RECORDS FOR PROCESSING »
------------------------------------------------

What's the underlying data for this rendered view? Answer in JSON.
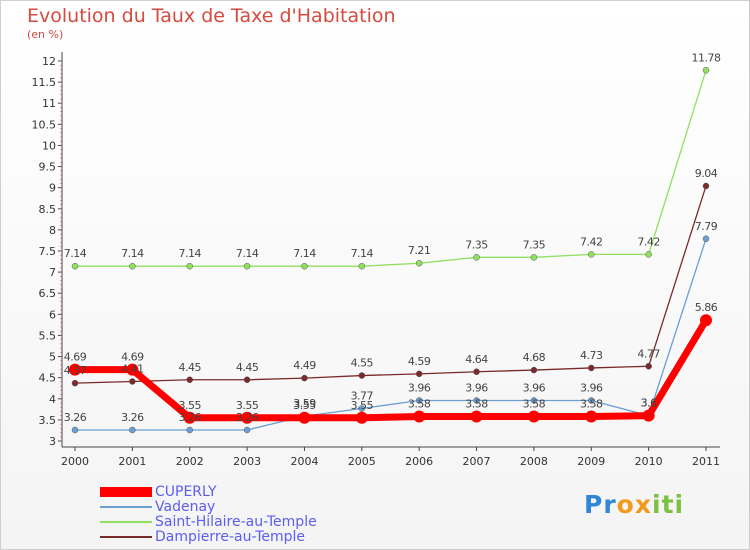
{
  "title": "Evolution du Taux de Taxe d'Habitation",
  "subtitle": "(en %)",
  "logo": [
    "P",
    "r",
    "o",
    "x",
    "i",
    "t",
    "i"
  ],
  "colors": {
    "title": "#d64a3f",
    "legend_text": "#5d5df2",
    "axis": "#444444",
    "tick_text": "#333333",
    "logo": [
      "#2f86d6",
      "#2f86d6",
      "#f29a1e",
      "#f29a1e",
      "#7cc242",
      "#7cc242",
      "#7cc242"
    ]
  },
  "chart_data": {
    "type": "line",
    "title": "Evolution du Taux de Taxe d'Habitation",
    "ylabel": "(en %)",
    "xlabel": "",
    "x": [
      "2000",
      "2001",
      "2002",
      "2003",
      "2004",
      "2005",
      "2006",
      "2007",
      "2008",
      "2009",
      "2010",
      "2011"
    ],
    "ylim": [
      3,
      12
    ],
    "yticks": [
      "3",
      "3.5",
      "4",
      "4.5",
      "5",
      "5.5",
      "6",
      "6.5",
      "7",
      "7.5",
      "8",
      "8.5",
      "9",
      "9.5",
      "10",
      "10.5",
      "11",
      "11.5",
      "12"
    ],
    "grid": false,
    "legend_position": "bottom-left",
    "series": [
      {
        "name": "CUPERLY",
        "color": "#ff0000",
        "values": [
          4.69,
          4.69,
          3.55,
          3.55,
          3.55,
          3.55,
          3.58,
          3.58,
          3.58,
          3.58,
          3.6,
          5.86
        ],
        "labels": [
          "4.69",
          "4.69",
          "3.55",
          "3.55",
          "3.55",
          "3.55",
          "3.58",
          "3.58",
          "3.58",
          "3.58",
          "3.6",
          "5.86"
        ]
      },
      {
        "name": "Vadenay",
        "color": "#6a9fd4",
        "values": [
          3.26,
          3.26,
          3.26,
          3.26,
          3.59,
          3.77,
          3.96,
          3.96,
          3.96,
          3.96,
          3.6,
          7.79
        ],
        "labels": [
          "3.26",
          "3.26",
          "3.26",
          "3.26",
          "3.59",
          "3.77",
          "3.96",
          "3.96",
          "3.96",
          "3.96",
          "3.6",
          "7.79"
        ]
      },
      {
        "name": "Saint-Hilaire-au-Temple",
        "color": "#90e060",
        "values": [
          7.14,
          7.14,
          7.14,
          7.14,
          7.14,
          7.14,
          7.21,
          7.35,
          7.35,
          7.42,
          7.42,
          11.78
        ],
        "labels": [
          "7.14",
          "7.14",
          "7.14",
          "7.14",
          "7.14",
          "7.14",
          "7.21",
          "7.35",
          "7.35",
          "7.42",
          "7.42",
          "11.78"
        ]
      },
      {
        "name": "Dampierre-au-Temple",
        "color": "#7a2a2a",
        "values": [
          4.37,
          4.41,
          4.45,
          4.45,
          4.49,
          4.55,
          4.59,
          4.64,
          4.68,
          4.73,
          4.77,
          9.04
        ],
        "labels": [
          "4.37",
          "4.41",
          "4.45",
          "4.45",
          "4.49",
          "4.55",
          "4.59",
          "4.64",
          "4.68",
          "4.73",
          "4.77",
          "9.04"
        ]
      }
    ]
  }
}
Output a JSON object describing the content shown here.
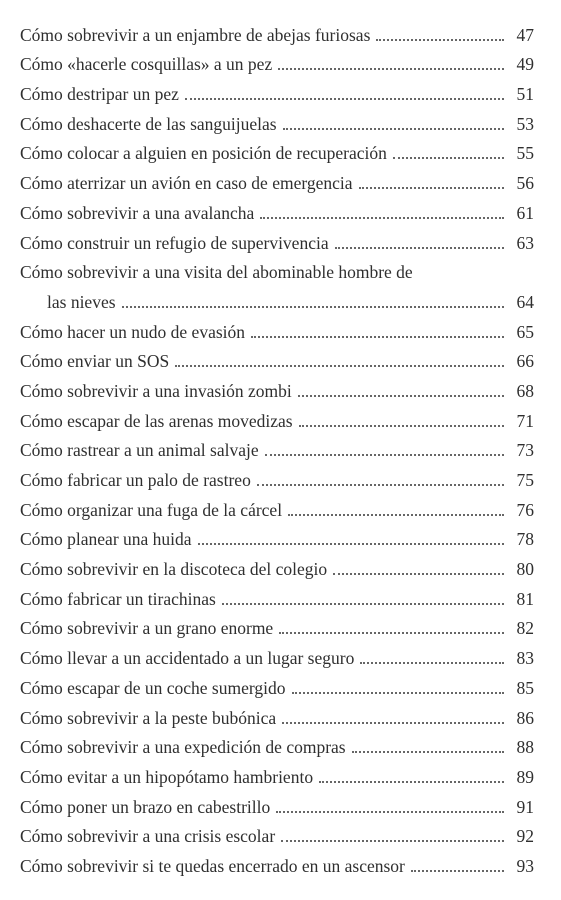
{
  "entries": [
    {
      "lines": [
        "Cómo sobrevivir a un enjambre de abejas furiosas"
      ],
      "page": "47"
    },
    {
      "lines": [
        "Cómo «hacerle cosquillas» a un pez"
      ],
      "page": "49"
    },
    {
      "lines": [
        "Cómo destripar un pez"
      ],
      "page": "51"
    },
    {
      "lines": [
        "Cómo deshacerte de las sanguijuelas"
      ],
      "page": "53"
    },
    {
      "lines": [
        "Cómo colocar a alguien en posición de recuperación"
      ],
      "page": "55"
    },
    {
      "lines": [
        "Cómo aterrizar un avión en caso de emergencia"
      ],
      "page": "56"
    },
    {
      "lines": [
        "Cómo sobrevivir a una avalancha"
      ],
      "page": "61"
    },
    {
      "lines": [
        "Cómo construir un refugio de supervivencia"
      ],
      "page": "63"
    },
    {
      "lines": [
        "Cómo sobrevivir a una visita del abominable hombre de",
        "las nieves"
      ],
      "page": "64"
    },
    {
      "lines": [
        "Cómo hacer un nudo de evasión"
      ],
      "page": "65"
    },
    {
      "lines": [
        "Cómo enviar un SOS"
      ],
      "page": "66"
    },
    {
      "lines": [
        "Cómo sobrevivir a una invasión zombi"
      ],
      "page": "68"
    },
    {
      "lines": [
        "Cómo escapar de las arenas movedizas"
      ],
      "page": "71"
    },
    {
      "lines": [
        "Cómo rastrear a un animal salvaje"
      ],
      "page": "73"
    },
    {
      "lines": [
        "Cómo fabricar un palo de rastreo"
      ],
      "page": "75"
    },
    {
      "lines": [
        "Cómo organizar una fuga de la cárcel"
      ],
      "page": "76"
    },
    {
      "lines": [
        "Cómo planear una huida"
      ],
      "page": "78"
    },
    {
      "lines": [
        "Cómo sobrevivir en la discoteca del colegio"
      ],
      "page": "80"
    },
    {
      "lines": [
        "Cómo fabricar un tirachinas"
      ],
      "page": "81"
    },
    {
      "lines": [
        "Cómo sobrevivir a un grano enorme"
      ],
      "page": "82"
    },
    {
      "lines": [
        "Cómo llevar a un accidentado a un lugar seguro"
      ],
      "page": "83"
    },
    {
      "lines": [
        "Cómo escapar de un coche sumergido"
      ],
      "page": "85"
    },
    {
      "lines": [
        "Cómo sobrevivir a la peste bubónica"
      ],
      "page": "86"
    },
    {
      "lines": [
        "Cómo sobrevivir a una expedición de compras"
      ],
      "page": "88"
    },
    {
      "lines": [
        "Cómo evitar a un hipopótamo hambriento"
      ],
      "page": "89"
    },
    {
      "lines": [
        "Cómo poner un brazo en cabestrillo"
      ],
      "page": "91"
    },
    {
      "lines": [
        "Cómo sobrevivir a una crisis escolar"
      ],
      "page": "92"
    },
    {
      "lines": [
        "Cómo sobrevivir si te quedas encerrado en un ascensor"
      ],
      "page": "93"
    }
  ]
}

------------------------------------------------

EXERCISE » Only lines with the word "Habitation" should be collected from the material.

TASK OUTPUT »
  "title": "Evolution du Taux de Taxe d'Habitation",
    "title": "Evolution du Taux de Taxe d'Habitation",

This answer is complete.